Pictures must not be copied, but every entry must be reproduced exactly.
---*---
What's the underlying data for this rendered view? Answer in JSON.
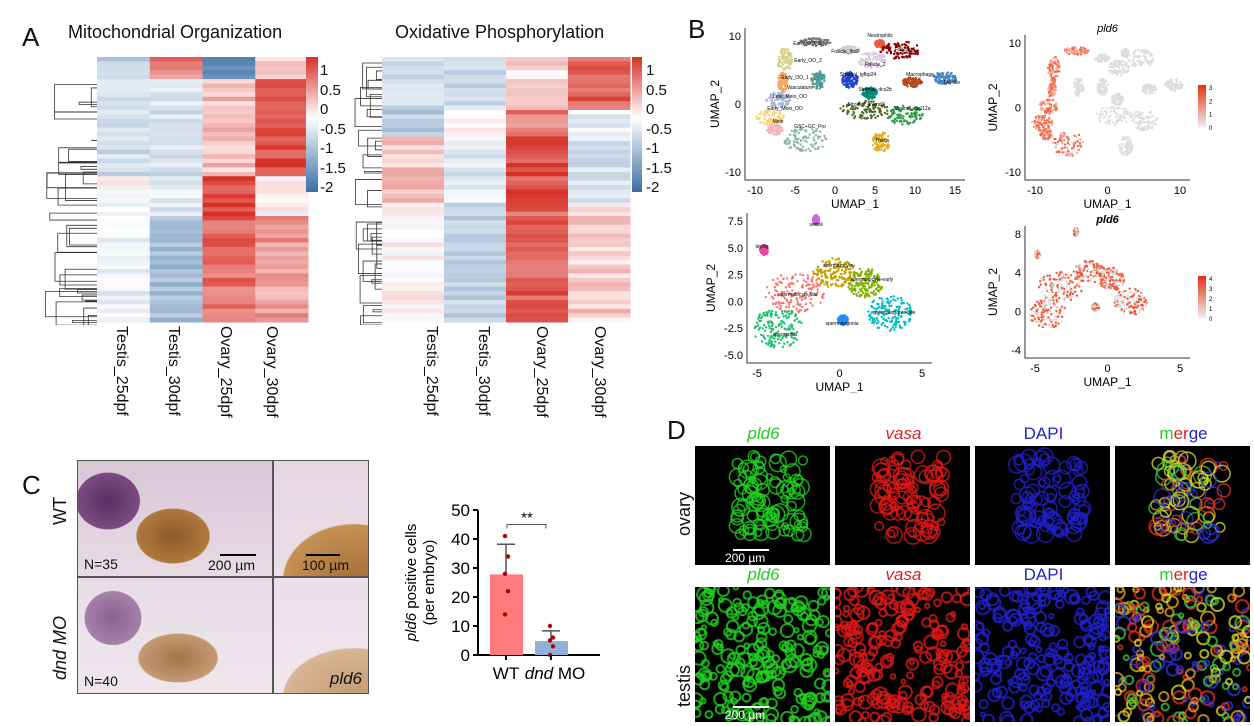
{
  "panels": {
    "a": "A",
    "b": "B",
    "c": "C",
    "d": "D"
  },
  "panel_a": {
    "heatmaps": [
      {
        "title": "Mitochondrial  Organization",
        "columns": [
          "Testis_25dpf",
          "Testis_30dpf",
          "Ovary_25dpf",
          "Ovary_30dpf"
        ]
      },
      {
        "title": "Oxidative  Phosphorylation",
        "columns": [
          "Testis_25dpf",
          "Testis_30dpf",
          "Ovary_25dpf",
          "Ovary_30dpf"
        ]
      }
    ],
    "colorbar_ticks": [
      "1",
      "0.5",
      "0",
      "-0.5",
      "-1",
      "-1.5",
      "-2"
    ],
    "colors": {
      "high": "#d73027",
      "mid": "#ffffff",
      "low": "#3a6ea5"
    }
  },
  "panel_b": {
    "ovary_umap": {
      "xlabel": "UMAP_1",
      "ylabel": "UMAP_2",
      "xticks": [
        "-10",
        "-5",
        "0",
        "5",
        "10",
        "15"
      ],
      "yticks": [
        "10",
        "0",
        "-10"
      ],
      "clusters": [
        "Neutrophils",
        "Early_OO_3",
        "Follicle_lhx9",
        "Follicle_1",
        "Early_OO_2",
        "Follicle_2",
        "Early_OO_1",
        "Stromal_igfbp24",
        "Macrophage",
        "NK-like",
        "Vasculature",
        "Stromal_dcx2b",
        "Late_Meio_OO",
        "Stromal_gramd3",
        "Early_Meio_OO",
        "Stromal_cxcl12a",
        "Meio",
        "GSC+GC_Pro",
        "Theca"
      ]
    },
    "ovary_feature": {
      "title": "pld6",
      "xlabel": "UMAP_1",
      "ylabel": "UMAP_2",
      "xticks": [
        "-10",
        "0",
        "10"
      ],
      "yticks": [
        "10",
        "0",
        "-10"
      ],
      "legend": [
        "3",
        "2",
        "1",
        "0"
      ]
    },
    "testis_umap": {
      "xlabel": "UMAP_1",
      "ylabel": "UMAP_2",
      "xticks": [
        "-5",
        "0",
        "5"
      ],
      "yticks": [
        "7.5",
        "5.0",
        "2.5",
        "0.0",
        "-2.5",
        "-5.0"
      ],
      "clusters": [
        "sertoli",
        "leydig",
        "spermatocyte",
        "spermatocyte-early",
        "spermatocyte-late",
        "spermatogonia-late",
        "spermatogonia",
        "spermatids"
      ]
    },
    "testis_feature": {
      "title": "pld6",
      "xlabel": "UMAP_1",
      "ylabel": "UMAP_2",
      "xticks": [
        "-5",
        "0",
        "5"
      ],
      "yticks": [
        "8",
        "4",
        "0",
        "-4"
      ],
      "legend": [
        "4",
        "3",
        "2",
        "1",
        "0"
      ]
    }
  },
  "panel_c": {
    "row_labels": [
      "WT",
      "dnd MO"
    ],
    "wt_n": "N=35",
    "mo_n": "N=40",
    "scale_200": "200 µm",
    "scale_100": "100 µm",
    "gene": "pld6",
    "ylabel_gene": "pld6",
    "ylabel_rest": " positive cells",
    "ylabel_2": "(per embryo)",
    "significance": "**"
  },
  "chart_data": {
    "type": "bar",
    "categories": [
      "WT",
      "dnd MO"
    ],
    "values": [
      27.8,
      4.8
    ],
    "error_upper": [
      38.2,
      8.3
    ],
    "points": [
      [
        41,
        34,
        28,
        22,
        14
      ],
      [
        10,
        6,
        5,
        3,
        0
      ]
    ],
    "yticks": [
      0,
      10,
      20,
      30,
      40,
      50
    ],
    "ylim": [
      0,
      50
    ],
    "ylabel": "pld6 positive cells (per embryo)",
    "colors": [
      "#ff7b7b",
      "#8fb0d8"
    ]
  },
  "panel_d": {
    "channels": [
      "pld6",
      "vasa",
      "DAPI",
      "merge"
    ],
    "rows": [
      "ovary",
      "testis"
    ],
    "scale": "200 µm"
  }
}
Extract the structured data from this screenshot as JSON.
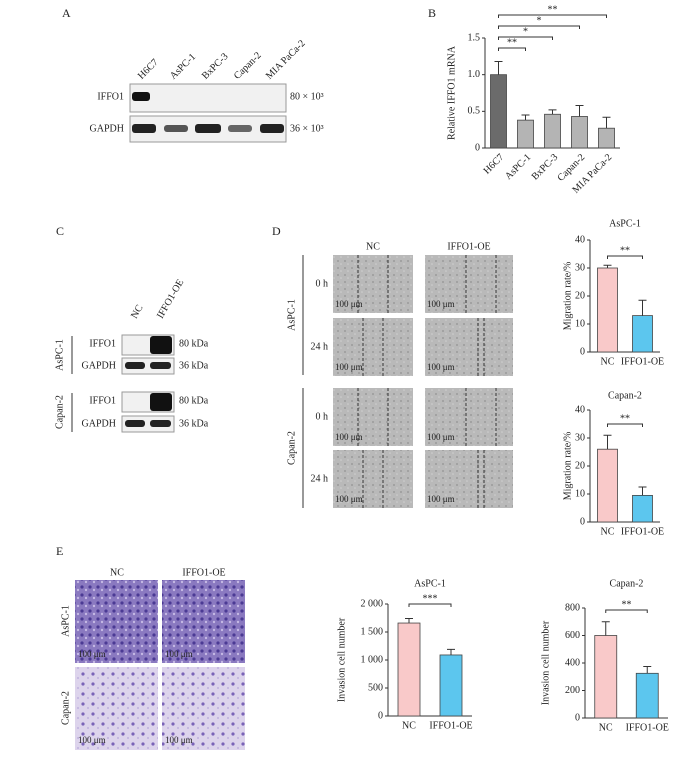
---*---
- Answer section -
What's the underlying data for this rendered view? Answer in JSON.
{
  "panels": {
    "a": "A",
    "b": "B",
    "c": "C",
    "d": "D"
  },
  "panel_a": {
    "heatmaps": [
      {
        "title": "Mitochondrial  Organization",
        "columns": [
          "Testis_25dpf",
          "Testis_30dpf",
          "Ovary_25dpf",
          "Ovary_30dpf"
        ]
      },
      {
        "title": "Oxidative  Phosphorylation",
        "columns": [
          "Testis_25dpf",
          "Testis_30dpf",
          "Ovary_25dpf",
          "Ovary_30dpf"
        ]
      }
    ],
    "colorbar_ticks": [
      "1",
      "0.5",
      "0",
      "-0.5",
      "-1",
      "-1.5",
      "-2"
    ],
    "colors": {
      "high": "#d73027",
      "mid": "#ffffff",
      "low": "#3a6ea5"
    }
  },
  "panel_b": {
    "ovary_umap": {
      "xlabel": "UMAP_1",
      "ylabel": "UMAP_2",
      "xticks": [
        "-10",
        "-5",
        "0",
        "5",
        "10",
        "15"
      ],
      "yticks": [
        "10",
        "0",
        "-10"
      ],
      "clusters": [
        "Neutrophils",
        "Early_OO_3",
        "Follicle_lhx9",
        "Follicle_1",
        "Early_OO_2",
        "Follicle_2",
        "Early_OO_1",
        "Stromal_igfbp24",
        "Macrophage",
        "NK-like",
        "Vasculature",
        "Stromal_dcx2b",
        "Late_Meio_OO",
        "Stromal_gramd3",
        "Early_Meio_OO",
        "Stromal_cxcl12a",
        "Meio",
        "GSC+GC_Pro",
        "Theca"
      ]
    },
    "ovary_feature": {
      "title": "pld6",
      "xlabel": "UMAP_1",
      "ylabel": "UMAP_2",
      "xticks": [
        "-10",
        "0",
        "10"
      ],
      "yticks": [
        "10",
        "0",
        "-10"
      ],
      "legend": [
        "3",
        "2",
        "1",
        "0"
      ]
    },
    "testis_umap": {
      "xlabel": "UMAP_1",
      "ylabel": "UMAP_2",
      "xticks": [
        "-5",
        "0",
        "5"
      ],
      "yticks": [
        "7.5",
        "5.0",
        "2.5",
        "0.0",
        "-2.5",
        "-5.0"
      ],
      "clusters": [
        "sertoli",
        "leydig",
        "spermatocyte",
        "spermatocyte-early",
        "spermatocyte-late",
        "spermatogonia-late",
        "spermatogonia",
        "spermatids"
      ]
    },
    "testis_feature": {
      "title": "pld6",
      "xlabel": "UMAP_1",
      "ylabel": "UMAP_2",
      "xticks": [
        "-5",
        "0",
        "5"
      ],
      "yticks": [
        "8",
        "4",
        "0",
        "-4"
      ],
      "legend": [
        "4",
        "3",
        "2",
        "1",
        "0"
      ]
    }
  },
  "panel_c": {
    "row_labels": [
      "WT",
      "dnd MO"
    ],
    "wt_n": "N=35",
    "mo_n": "N=40",
    "scale_200": "200 µm",
    "scale_100": "100 µm",
    "gene": "pld6",
    "ylabel_gene": "pld6",
    "ylabel_rest": " positive cells",
    "ylabel_2": "(per embryo)",
    "significance": "**"
  },
  "chart_data": {
    "type": "bar",
    "categories": [
      "WT",
      "dnd MO"
    ],
    "values": [
      27.8,
      4.8
    ],
    "error_upper": [
      38.2,
      8.3
    ],
    "points": [
      [
        41,
        34,
        28,
        22,
        14
      ],
      [
        10,
        6,
        5,
        3,
        0
      ]
    ],
    "yticks": [
      0,
      10,
      20,
      30,
      40,
      50
    ],
    "ylim": [
      0,
      50
    ],
    "ylabel": "pld6 positive cells (per embryo)",
    "colors": [
      "#ff7b7b",
      "#8fb0d8"
    ]
  },
  "panel_d": {
    "channels": [
      "pld6",
      "vasa",
      "DAPI",
      "merge"
    ],
    "rows": [
      "ovary",
      "testis"
    ],
    "scale": "200 µm"
  }
}
Extract the structured data from this screenshot as JSON.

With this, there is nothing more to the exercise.